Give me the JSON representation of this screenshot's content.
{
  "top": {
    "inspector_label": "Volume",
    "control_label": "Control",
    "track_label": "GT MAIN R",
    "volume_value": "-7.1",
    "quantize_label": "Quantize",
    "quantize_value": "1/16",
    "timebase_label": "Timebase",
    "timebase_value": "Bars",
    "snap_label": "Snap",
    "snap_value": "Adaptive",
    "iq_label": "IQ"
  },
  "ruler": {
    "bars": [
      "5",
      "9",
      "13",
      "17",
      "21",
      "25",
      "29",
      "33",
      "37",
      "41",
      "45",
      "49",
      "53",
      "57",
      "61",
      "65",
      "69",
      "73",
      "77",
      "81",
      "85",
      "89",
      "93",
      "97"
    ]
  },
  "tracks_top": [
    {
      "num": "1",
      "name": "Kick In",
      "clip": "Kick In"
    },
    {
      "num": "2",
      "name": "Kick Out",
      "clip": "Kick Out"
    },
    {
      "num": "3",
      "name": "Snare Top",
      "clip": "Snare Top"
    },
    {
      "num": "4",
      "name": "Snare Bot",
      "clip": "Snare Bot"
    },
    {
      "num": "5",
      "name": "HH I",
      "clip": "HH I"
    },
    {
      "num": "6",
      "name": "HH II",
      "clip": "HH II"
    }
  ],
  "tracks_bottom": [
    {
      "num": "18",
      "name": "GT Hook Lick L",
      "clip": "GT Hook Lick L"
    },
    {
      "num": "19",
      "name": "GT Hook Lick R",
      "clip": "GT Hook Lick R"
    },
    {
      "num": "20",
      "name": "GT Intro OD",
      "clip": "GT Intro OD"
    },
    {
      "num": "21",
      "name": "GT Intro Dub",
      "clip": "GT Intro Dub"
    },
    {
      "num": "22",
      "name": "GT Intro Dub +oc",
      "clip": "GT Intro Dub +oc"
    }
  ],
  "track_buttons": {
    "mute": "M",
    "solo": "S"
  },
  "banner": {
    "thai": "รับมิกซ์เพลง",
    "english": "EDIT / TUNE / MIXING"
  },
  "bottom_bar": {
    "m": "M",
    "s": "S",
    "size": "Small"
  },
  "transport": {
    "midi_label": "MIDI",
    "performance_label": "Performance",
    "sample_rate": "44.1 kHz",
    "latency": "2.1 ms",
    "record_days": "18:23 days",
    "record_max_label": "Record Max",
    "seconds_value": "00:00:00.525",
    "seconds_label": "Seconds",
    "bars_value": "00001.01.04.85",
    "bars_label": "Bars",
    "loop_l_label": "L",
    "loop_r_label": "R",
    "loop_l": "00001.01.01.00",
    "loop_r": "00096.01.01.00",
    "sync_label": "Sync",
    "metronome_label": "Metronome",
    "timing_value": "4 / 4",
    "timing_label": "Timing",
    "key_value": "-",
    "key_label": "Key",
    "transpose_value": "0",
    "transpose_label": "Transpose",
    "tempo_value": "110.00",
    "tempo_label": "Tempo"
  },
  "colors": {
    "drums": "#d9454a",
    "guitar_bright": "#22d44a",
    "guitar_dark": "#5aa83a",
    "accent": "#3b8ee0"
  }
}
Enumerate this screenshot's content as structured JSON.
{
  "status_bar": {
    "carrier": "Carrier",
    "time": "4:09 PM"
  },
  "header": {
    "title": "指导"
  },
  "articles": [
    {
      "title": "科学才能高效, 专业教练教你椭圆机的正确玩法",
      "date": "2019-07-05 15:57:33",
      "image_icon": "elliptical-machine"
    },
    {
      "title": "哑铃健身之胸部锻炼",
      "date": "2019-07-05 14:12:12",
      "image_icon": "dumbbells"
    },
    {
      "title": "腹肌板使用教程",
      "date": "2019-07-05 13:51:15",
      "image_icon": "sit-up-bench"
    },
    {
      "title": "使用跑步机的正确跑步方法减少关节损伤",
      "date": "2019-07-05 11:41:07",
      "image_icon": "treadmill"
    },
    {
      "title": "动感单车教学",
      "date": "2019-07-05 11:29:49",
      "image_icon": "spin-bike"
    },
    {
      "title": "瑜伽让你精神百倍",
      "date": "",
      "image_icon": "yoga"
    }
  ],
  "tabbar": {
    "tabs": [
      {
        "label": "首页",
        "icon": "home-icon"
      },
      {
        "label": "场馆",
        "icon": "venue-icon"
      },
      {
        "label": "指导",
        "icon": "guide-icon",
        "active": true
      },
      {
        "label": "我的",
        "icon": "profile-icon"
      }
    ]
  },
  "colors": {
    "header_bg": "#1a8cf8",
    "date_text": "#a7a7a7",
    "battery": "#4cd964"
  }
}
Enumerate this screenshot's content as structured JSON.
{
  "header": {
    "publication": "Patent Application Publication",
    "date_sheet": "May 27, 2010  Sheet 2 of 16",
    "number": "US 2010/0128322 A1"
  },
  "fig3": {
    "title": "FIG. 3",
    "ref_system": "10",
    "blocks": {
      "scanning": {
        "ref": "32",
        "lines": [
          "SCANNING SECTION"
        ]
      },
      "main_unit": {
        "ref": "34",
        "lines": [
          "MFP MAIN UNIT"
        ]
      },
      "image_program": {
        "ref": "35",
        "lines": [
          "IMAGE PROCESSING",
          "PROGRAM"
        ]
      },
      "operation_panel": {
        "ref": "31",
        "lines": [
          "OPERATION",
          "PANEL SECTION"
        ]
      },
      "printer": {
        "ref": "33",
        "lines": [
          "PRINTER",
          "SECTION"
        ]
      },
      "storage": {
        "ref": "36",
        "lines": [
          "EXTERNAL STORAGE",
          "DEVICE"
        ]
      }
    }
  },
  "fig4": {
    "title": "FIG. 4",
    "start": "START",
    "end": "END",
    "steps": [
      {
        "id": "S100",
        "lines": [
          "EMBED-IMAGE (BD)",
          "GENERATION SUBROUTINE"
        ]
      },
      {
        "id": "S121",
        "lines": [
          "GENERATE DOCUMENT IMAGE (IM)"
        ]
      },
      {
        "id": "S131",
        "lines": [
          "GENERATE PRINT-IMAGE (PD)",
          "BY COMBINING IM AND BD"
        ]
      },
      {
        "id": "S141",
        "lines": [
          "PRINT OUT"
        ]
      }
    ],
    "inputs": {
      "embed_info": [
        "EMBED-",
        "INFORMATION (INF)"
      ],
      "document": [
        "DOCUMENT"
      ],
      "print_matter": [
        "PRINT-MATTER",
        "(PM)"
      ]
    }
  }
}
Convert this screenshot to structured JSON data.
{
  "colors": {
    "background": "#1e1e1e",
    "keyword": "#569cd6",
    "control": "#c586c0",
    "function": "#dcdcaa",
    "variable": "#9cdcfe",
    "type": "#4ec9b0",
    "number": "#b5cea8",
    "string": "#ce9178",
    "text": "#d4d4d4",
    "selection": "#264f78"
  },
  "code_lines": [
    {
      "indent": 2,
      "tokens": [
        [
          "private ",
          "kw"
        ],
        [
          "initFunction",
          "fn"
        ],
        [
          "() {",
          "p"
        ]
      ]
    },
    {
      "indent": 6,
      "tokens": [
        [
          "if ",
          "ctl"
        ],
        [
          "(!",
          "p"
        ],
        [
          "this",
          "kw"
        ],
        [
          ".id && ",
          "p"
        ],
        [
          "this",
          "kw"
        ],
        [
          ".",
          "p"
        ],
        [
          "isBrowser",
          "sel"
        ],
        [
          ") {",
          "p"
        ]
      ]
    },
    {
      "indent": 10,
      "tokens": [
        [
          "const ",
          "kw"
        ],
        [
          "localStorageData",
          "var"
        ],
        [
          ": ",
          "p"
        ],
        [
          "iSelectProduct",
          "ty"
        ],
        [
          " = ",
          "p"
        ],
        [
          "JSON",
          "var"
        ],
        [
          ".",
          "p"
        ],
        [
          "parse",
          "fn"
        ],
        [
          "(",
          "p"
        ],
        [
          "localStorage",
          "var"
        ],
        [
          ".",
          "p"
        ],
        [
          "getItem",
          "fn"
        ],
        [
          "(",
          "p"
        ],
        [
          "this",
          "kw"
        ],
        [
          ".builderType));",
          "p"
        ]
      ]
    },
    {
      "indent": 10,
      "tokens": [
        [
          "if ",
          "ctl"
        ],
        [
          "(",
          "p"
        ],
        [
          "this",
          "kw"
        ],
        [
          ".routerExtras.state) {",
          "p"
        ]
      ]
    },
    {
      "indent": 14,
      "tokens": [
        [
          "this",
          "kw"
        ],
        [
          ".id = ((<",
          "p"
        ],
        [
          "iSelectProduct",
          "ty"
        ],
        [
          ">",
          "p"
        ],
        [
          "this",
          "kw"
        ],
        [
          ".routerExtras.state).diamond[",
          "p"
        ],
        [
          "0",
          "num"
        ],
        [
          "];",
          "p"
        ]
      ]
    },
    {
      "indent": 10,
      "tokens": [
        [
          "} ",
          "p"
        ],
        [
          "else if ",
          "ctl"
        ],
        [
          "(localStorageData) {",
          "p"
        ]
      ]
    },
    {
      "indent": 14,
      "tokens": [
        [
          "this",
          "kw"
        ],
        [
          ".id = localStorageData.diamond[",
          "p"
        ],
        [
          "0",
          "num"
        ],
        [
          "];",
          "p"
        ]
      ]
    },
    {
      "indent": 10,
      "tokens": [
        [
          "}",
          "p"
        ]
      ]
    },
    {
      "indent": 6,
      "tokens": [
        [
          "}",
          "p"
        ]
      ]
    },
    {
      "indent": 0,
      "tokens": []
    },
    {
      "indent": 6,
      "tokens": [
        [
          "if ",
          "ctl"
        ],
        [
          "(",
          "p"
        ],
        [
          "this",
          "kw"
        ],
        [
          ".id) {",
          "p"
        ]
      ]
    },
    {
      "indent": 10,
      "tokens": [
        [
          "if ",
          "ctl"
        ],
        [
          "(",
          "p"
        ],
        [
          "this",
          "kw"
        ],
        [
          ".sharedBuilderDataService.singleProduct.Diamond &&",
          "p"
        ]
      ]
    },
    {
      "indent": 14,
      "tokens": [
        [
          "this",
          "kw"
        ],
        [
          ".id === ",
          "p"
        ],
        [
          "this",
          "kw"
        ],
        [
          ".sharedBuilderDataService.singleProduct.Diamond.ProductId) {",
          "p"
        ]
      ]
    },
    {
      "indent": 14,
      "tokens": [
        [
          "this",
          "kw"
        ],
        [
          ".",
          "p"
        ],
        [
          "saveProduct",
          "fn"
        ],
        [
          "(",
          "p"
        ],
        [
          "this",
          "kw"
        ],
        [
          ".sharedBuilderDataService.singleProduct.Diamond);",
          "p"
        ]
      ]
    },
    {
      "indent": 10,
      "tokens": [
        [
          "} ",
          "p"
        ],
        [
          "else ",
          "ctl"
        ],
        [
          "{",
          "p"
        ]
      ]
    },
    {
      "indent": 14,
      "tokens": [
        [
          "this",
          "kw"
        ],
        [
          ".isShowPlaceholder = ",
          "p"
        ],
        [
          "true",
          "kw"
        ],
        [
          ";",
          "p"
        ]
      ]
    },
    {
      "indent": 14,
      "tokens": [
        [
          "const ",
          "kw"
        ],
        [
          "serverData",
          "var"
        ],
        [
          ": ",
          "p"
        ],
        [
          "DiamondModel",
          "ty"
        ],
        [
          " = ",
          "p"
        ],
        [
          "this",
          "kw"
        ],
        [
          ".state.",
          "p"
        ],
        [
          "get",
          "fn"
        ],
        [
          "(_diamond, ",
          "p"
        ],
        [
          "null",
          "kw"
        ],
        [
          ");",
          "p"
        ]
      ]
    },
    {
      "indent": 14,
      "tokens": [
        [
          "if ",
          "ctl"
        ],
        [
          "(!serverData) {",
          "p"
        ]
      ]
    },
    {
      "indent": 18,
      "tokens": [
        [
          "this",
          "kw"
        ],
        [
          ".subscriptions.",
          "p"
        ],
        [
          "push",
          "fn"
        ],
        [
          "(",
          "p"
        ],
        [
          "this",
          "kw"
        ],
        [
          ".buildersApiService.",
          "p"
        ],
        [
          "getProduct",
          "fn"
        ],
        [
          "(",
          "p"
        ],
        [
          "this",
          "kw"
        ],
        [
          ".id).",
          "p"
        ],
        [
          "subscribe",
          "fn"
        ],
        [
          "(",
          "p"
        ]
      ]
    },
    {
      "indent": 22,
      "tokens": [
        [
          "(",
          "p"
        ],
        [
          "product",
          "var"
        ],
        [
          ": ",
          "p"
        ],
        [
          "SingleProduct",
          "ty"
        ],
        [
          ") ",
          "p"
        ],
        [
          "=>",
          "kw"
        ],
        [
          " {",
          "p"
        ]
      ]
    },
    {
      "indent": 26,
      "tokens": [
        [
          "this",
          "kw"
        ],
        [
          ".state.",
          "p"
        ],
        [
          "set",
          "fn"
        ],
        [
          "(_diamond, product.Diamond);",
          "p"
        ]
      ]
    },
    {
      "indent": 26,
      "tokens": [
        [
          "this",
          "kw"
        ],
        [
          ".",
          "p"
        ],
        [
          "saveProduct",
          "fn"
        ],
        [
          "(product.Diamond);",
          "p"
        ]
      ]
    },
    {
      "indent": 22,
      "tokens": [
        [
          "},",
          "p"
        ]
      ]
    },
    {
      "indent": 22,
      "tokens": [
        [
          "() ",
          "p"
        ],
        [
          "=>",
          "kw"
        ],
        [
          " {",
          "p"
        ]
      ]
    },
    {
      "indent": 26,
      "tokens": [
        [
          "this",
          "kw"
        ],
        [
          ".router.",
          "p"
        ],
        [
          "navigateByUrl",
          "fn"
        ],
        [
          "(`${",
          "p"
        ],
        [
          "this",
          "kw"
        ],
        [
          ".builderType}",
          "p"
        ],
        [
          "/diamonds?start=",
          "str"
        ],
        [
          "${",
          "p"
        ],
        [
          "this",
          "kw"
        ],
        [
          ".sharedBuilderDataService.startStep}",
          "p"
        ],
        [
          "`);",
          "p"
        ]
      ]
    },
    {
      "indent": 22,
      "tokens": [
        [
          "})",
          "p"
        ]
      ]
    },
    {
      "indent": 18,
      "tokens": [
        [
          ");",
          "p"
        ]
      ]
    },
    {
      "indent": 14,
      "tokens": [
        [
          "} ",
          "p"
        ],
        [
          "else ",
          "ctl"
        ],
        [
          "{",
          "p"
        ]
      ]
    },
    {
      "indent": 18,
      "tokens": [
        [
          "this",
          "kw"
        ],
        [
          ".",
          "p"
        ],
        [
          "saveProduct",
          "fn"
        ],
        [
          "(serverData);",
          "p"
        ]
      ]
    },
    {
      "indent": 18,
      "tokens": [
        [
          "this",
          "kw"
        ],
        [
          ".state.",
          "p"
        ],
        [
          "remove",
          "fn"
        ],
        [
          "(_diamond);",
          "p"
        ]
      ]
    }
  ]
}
◇ ◇ ◇ ◇
STATED TASK:
Report all lines of the material that contain the word "number".

SOLUTION TO THIS TASK:
    "number": "US 2010/0128322 A1"
    "number": "#b5cea8",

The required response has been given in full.